Tasks to perform:
• a. List every item that the article on Ormskirk School's 400th anniversary says will be on display at the exhibition.
• b. Carry on the article about Ormskirk School's 400th anniversary, starting after its final sentence.

Source document:
☆ ☆ ☆ ☆

Ormskirk School to celebrate 400th anniversary on September 28
ORMSKIRK School will celebrate its 400th anniversary with a series of events for pupils and residents of the town next Friday.
September 28, 1612, was the day the grammar school was legally established by decree.
Throughout the year, the school and foundation trust has been celebrating the 400th anniversary of the formation of the Foundation Trust of Ormskirk Grammar School, with events including a gala dinner at Knowsley Hall.
But the culmination of the celebrations will take place next weekend – with an exhibition charting the history of the town, a concert and fireworks display. The school is collapsing its curriculum on Friday.
Pupils will be able to go in wearing normal clothes and take part in a series of activities and assemblies reflecting the school’s history organised by members of staff. They will also all be presented with a gift from the foundation governors.
Lord Derby will attend later in the day to plant an oak tree from the Knowsley Estate, emphasising the still strong link between the Stanley family, the trust and the school. Pupils will also get the first glimpse of the exhibition, which will be thrown open free to the public after school ends at 4pm until 8pm. Among the fascinating exhibits set to go on display are the original “Register for the School of Ormischurch” which is leather bound and about 4" thick.
It contains entries relating to transactions and meetings of the Foundation Trust from its earliest beginnings in 1612. One page is from 1614 and the final entry is in 1952.
The exhibition, organised by chair of foundation governors Rose Halsall, will also feature the original legal document from 1612 which formed the Foundation Trust.
Other items set for display include the original war memorial from the grammar school, and memorabilia from across the 1900s donated by ex- pupils and staff. There will also be a memorial tribute to William James Moorcroft – an Ormskirk Grammar School old boy who was a Lancaster bomber navigator in World War Two. Moorcroft was killed in battle over Belgium on July 14, 1943, aged just 22.

☆ ☆ ☆ ☆

Entries from a dataset:

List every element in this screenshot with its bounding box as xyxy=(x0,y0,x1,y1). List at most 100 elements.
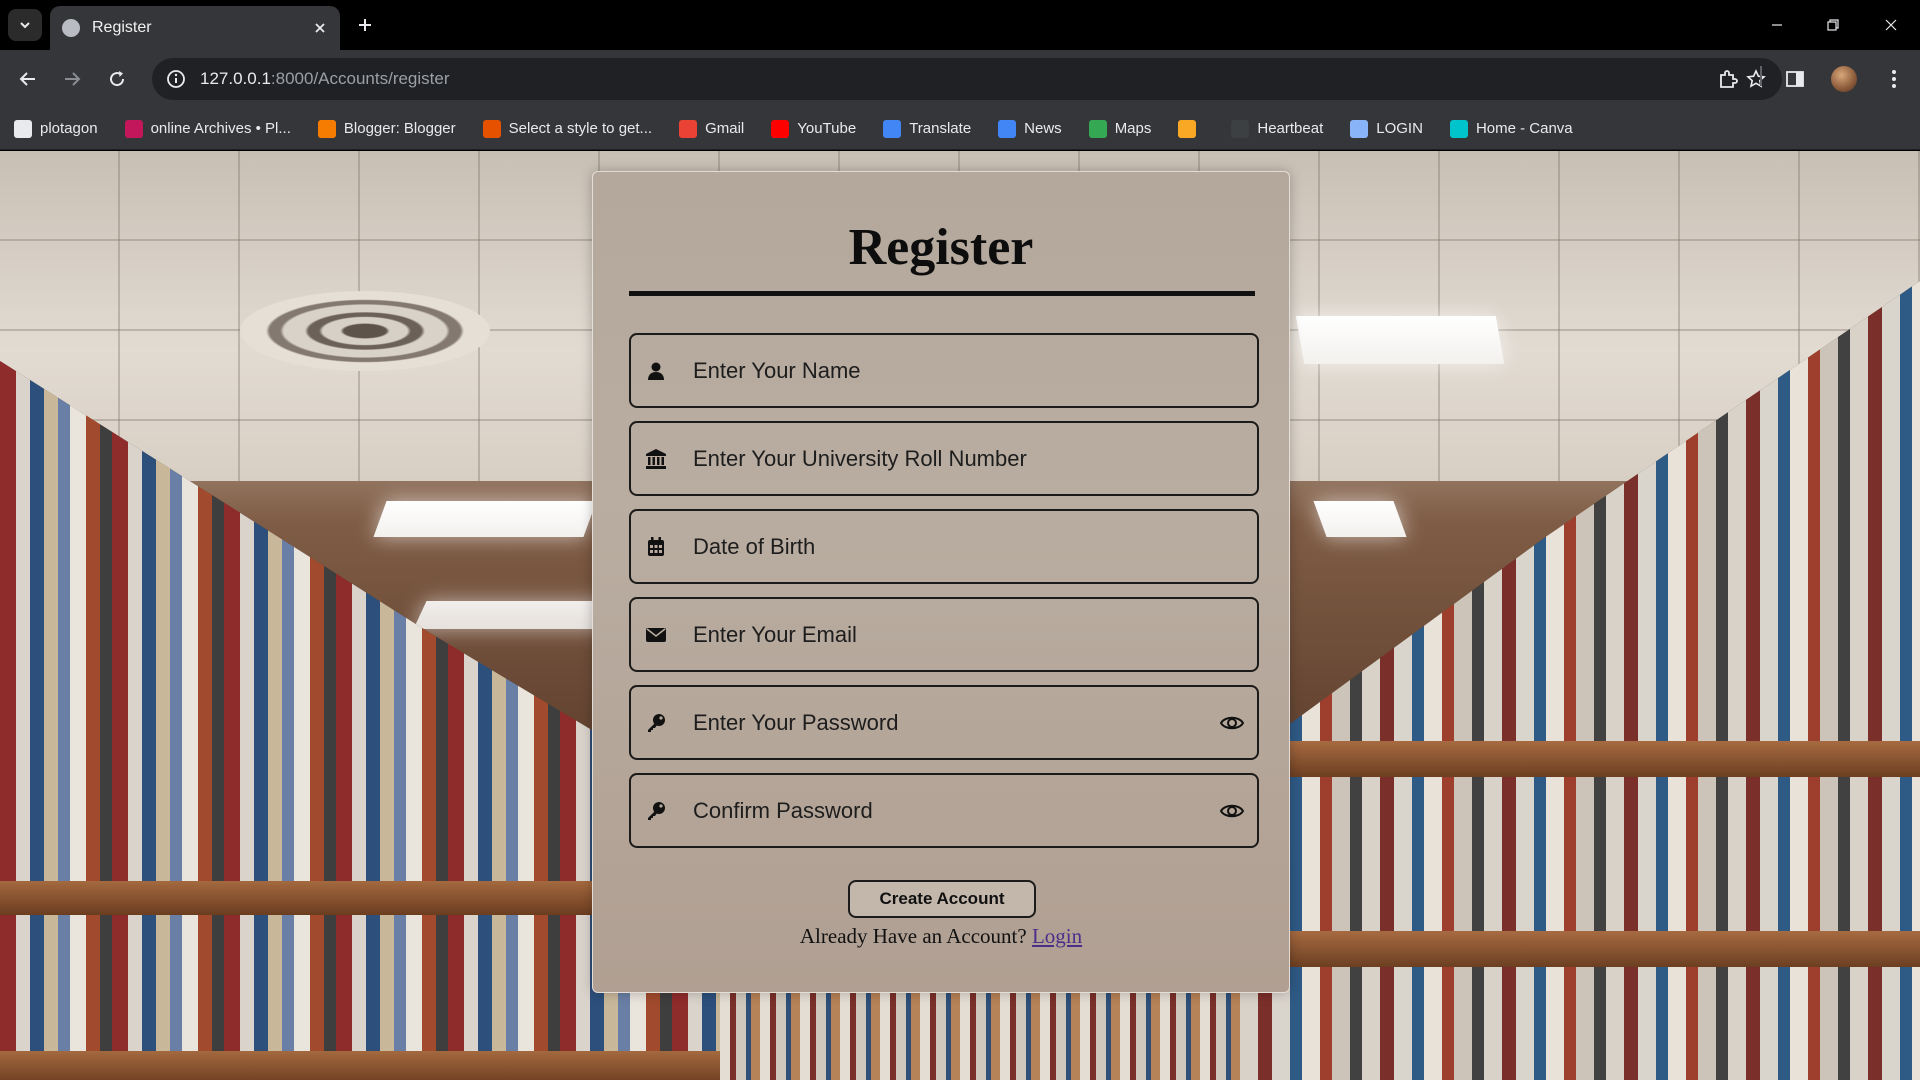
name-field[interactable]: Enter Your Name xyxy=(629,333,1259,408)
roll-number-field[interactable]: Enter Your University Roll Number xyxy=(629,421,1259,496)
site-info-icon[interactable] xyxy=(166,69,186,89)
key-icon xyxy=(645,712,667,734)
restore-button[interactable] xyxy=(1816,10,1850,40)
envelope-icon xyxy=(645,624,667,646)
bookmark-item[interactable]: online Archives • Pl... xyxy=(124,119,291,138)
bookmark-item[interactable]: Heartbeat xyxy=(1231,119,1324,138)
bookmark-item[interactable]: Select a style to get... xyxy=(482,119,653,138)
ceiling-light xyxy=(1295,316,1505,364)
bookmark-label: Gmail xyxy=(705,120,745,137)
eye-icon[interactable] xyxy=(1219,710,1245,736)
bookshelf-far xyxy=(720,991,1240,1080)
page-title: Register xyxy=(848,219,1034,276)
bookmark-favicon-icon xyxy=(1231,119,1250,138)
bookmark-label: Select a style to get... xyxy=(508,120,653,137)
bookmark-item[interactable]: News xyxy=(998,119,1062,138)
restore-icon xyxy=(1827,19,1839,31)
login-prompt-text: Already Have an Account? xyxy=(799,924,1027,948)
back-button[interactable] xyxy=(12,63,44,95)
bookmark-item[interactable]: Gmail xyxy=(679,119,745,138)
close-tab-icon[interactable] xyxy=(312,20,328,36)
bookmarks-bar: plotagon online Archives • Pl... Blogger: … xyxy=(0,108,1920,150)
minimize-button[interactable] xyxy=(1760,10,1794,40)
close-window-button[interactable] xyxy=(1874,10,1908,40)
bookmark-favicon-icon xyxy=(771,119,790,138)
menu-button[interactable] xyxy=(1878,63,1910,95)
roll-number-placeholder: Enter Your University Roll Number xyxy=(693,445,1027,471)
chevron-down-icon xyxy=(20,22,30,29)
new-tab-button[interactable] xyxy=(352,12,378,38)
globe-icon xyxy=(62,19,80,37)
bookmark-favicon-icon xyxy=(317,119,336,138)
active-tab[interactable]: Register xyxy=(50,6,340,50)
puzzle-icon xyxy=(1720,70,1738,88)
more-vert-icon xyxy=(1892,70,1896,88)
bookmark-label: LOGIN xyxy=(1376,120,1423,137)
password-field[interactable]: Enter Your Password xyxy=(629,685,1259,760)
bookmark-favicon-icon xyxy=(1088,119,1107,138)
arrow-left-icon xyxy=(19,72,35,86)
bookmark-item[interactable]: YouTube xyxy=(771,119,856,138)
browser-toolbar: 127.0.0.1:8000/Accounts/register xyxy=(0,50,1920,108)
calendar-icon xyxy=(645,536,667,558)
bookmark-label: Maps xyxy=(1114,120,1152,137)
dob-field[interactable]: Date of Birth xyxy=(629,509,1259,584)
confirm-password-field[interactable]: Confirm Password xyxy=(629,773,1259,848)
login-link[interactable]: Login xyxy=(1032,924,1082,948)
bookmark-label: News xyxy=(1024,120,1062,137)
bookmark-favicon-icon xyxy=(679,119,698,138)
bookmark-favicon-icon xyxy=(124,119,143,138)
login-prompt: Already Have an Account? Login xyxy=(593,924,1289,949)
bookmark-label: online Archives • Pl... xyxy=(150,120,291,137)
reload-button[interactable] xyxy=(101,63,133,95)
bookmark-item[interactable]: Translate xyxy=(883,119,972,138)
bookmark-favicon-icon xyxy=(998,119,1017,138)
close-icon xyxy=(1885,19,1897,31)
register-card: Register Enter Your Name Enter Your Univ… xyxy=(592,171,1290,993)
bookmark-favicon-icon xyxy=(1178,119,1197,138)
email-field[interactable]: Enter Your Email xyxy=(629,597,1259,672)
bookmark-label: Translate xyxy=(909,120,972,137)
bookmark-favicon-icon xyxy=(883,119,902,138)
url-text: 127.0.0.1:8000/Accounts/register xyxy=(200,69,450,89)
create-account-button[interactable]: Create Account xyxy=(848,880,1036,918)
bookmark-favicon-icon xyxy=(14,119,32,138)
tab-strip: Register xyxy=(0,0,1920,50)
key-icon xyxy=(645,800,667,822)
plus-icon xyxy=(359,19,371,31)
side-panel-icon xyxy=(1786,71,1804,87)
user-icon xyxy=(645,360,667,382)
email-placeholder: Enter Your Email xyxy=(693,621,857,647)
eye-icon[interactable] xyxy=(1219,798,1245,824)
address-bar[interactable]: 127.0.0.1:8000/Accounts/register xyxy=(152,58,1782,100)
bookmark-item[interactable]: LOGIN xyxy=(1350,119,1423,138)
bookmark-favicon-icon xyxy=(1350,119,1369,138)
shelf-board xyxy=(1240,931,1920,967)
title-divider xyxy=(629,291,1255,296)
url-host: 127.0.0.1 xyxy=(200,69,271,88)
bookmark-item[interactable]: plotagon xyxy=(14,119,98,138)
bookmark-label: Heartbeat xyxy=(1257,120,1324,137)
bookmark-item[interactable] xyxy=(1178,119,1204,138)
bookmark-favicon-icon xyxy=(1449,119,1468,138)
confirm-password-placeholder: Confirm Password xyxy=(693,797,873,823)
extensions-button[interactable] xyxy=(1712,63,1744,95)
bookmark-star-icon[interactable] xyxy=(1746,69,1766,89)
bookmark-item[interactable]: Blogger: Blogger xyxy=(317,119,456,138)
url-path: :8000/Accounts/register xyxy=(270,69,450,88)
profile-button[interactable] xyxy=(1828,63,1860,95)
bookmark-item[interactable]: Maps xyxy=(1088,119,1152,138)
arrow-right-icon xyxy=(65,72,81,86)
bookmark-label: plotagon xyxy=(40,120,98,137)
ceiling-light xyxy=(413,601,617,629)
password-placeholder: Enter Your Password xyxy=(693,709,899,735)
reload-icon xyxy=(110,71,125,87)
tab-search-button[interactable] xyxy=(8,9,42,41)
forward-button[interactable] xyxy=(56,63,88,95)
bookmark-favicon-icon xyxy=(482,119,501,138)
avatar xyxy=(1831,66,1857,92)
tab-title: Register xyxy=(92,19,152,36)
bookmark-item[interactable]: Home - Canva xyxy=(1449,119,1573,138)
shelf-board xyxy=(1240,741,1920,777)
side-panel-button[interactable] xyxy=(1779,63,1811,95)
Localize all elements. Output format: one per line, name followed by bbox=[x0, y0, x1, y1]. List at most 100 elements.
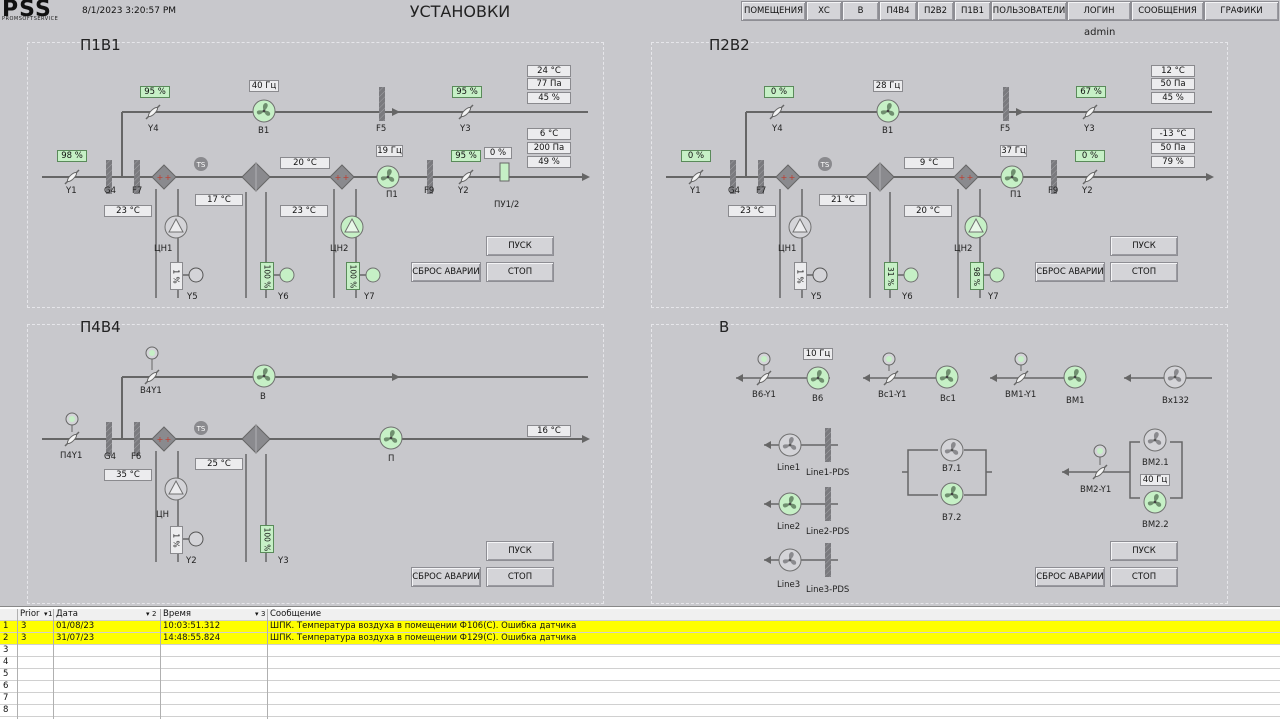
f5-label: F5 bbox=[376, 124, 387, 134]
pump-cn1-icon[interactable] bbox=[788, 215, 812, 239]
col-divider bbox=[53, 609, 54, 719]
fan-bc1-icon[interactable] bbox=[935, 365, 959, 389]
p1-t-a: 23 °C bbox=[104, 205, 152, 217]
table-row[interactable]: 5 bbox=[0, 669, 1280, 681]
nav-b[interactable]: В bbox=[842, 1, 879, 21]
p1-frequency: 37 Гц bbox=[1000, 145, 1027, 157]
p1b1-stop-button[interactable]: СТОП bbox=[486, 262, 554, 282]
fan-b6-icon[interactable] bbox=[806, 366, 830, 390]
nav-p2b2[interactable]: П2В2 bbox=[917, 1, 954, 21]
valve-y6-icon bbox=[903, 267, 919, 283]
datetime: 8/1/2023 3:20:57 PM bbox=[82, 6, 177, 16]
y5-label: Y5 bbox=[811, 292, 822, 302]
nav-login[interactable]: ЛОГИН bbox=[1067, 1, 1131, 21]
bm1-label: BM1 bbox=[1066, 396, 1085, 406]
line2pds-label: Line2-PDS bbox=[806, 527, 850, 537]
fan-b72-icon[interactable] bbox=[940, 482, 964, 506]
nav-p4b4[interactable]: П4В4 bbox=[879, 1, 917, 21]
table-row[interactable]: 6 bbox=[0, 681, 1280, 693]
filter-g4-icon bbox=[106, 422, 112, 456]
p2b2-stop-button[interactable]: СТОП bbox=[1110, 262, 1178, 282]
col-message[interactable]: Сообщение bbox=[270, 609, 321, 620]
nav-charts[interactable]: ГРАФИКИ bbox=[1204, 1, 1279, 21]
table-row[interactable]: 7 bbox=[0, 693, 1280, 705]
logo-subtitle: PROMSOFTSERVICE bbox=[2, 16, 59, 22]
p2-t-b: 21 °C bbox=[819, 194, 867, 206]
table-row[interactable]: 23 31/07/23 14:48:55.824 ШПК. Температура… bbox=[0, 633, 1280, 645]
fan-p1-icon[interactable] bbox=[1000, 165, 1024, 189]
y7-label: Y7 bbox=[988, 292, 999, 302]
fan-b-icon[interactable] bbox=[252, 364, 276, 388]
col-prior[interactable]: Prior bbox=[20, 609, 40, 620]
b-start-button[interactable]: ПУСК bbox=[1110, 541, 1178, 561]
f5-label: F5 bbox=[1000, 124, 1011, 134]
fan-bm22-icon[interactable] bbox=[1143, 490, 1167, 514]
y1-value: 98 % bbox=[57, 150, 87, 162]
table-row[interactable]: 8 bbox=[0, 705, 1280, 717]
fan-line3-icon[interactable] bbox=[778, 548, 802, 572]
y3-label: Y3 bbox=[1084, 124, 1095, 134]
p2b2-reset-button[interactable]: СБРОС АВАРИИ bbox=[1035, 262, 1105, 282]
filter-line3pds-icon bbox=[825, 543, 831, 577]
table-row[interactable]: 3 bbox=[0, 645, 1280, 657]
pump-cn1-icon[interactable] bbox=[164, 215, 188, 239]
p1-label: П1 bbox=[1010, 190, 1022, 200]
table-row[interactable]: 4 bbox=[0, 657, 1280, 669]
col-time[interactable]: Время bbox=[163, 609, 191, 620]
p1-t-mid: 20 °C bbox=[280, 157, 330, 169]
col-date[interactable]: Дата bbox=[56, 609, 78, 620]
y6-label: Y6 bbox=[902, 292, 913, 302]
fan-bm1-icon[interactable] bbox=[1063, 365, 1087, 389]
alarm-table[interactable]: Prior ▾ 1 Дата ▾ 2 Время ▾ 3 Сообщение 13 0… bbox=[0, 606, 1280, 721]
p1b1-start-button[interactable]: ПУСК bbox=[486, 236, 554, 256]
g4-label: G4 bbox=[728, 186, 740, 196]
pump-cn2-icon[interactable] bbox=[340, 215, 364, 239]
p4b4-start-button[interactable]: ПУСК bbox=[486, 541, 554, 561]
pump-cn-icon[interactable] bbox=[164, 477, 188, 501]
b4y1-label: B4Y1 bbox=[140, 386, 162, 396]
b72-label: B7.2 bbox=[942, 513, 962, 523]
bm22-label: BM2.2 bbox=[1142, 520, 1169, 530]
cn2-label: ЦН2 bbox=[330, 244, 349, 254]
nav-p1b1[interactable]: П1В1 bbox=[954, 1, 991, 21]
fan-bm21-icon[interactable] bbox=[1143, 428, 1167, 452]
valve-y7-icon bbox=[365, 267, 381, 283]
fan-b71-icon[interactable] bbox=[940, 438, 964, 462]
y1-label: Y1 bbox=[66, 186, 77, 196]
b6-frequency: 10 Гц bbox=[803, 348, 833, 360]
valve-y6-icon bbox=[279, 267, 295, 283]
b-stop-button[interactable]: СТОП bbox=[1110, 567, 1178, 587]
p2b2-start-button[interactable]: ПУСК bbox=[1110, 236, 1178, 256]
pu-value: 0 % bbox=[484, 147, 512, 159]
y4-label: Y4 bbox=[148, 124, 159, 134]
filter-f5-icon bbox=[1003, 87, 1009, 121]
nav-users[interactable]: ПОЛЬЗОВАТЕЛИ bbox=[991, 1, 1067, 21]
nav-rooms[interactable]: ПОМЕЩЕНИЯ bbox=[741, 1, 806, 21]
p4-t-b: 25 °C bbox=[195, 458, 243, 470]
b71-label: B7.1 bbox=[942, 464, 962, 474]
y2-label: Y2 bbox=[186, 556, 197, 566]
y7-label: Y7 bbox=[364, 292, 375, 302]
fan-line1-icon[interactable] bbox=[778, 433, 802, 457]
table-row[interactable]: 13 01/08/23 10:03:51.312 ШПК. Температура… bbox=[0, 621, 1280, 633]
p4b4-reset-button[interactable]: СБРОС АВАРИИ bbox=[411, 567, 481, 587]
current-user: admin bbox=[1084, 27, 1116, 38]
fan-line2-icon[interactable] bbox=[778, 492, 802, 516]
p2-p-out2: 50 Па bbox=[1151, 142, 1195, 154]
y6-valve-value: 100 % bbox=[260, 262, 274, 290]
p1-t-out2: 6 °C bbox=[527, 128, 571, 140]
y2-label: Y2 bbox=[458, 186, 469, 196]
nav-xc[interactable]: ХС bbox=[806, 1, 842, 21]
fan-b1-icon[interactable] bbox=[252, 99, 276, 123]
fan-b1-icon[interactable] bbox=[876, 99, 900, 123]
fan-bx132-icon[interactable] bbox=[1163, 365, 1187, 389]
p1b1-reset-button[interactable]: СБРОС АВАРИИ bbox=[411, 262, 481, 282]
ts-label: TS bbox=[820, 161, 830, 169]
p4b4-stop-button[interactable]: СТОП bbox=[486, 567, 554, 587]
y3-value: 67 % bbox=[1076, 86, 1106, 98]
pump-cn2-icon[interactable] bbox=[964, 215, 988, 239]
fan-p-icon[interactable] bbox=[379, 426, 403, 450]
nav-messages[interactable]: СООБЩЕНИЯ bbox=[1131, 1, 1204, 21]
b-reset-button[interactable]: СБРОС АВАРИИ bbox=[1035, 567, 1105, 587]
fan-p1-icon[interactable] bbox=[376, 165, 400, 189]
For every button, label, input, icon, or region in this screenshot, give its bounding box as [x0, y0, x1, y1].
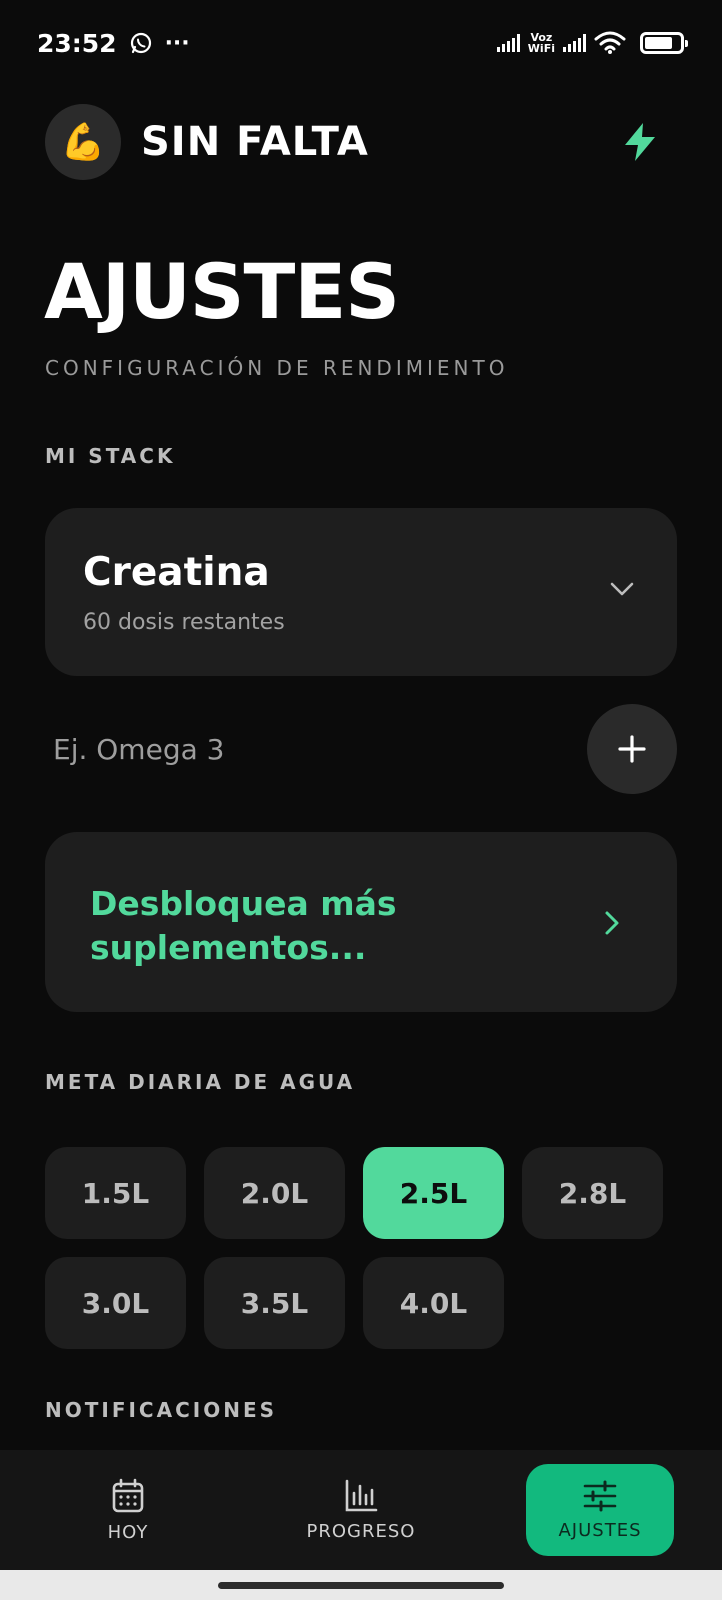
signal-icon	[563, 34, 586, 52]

☆ ☆ ☆ ☆

Responses to the exercise:
• a.
- The original "Register for the School of Ormischurch," leather bound and about 4" thick
- The original legal document from 1612 that formed the Foundation Trust
- The original war memorial from the grammar school
- Memorabilia from across the 1900s donated by ex-pupils and staff
- A memorial tribute to William James Moorcroft

• b.
On Saturday, September 29, the school will hold a Fantasia concert, themed “1612 meets 2012”, performed by pupils. It will be followed by a spectacular firework display to bring to an end the year of celebrations. The exhibition will also be open to those attending prior to the concert which starts at 8pm. Tickets are strictly limited, email [email protected] gmail.com or call 01695 724624 to purchase.
John Doyle, head teacher, said: “I am indebted to the ‘400 group’ of governors and friends of the school for their organisation of a splendid year of celebrations. The events have really done justice to commemorating the transformative power of education over the last four centuries. I hope people are interested to see how things have changed during that time.”
Memorial - July 1st 2014
(speech of Mrs Rose HALSALL)
Honoured guests, staff and pupils of Ormskirk School.
I just wanted to tell you the story behind the re -dedication of the war memorial.
On July 11th 2012 the school was contacted by a man called Phil Ball who was trying to find information about a relative of his, William John Moorcroft, who had been a pupil at Ormskirk Grammar School. He had been a Navigator on a Lancaster Bomber, DS690, that had been shot down and crashed into a hillside in Belgium.
As I was organising an exhibition to celebrate the 400th anniversary of the Foundation Trust, the enquiry was passed to me. Whilst I was gathering items and searching for information, I came across references to Moorcroft, and I found a booklet from the old school. The booklet was for Remembrance and showed the war memorial which had been on the wall of the school. When the school closed in 2002, the new Ormskirk School stayed in the same buildings for another two years, so the memorial became part of this school. I have replicated a copy of the booklet for the display.
In 2004 Ormskirk School moved to this new building and so items from the Grammar School and Crosshall School were put into storage. The war memorial was stored under the stage behind me, which is where I found it in 2012 and brought it out to display in the exhibition.
There was a great deal of interest in the memorial but it was stored away again afterwards until we could find it a new home.
By now I had become very interested in Moorcroft's story and had made him part of the exhibition. This was then reported in the Ormskirk Advertiser, which was seen by another relative, Andrew Leeming.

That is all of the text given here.